(Task goal):
Select every line holding the word "年度辽宁省普通高等学校精品课程名单" and copy it.

━━━

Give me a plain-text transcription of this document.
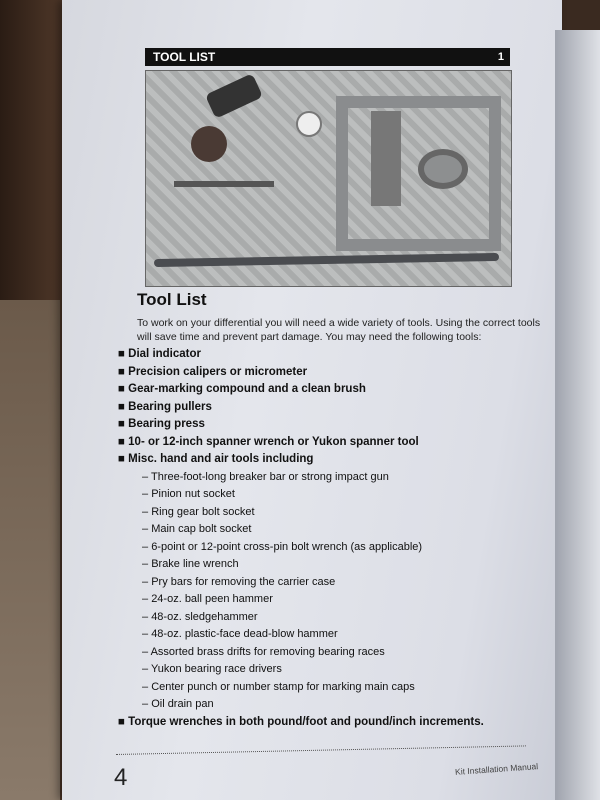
TOOL LIST	1
Tool List

To work on your differential you will need a wide variety of tools. Using the correct tools will save time and prevent part damage. You may need the following tools:

■ Dial indicator
■ Precision calipers or micrometer
■ Gear-marking compound and a clean brush
■ Bearing pullers
■ Bearing press
■ 10- or 12-inch spanner wrench or Yukon spanner tool
■ Misc. hand and air tools including
– Three-foot-long breaker bar or strong impact gun
– Pinion nut socket
– Ring gear bolt socket
– Main cap bolt socket
– 6-point or 12-point cross-pin bolt wrench (as applicable)
– Brake line wrench
– Pry bars for removing the carrier case
– 24-oz. ball peen hammer
– 48-oz. sledgehammer
– 48-oz. plastic-face dead-blow hammer
– Assorted brass drifts for removing bearing races
– Yukon bearing race drivers
– Center punch or number stamp for marking main caps
– Oil drain pan
■ Torque wrenches in both pound/foot and pound/inch increments.
4	Kit Installation Manual
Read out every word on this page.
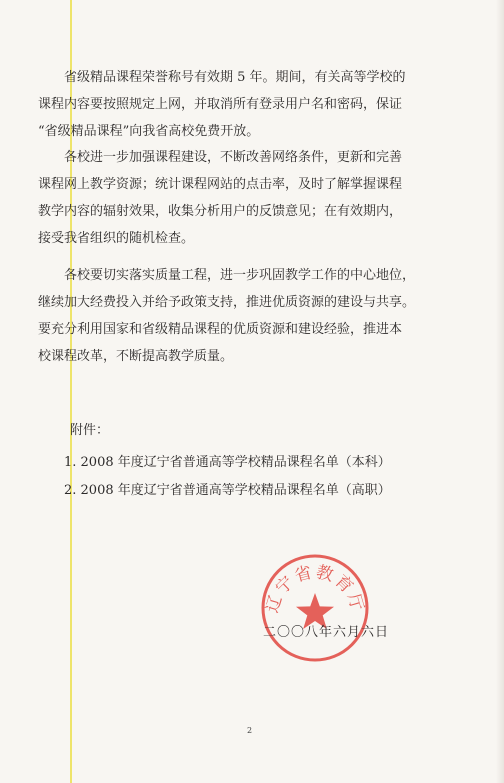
省级精品课程荣誉称号有效期 5 年。期间，有关高等学校的
课程内容要按照规定上网，并取消所有登录用户名和密码，保证
“省级精品课程”向我省高校免费开放。
各校进一步加强课程建设，不断改善网络条件，更新和完善
课程网上教学资源；统计课程网站的点击率，及时了解掌握课程
教学内容的辐射效果，收集分析用户的反馈意见；在有效期内，
接受我省组织的随机检查。
各校要切实落实质量工程，进一步巩固教学工作的中心地位，
继续加大经费投入并给予政策支持，推进优质资源的建设与共享。
要充分利用国家和省级精品课程的优质资源和建设经验，推进本
校课程改革，不断提高教学质量。
附件：
1. 2008 年度辽宁省普通高等学校精品课程名单（本科）
2. 2008 年度辽宁省普通高等学校精品课程名单（高职）
辽宁省教育厅
二〇〇八年六月六日
2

━━━

(The completed task):
1. 2008 年度辽宁省普通高等学校精品课程名单（本科）
2. 2008 年度辽宁省普通高等学校精品课程名单（高职）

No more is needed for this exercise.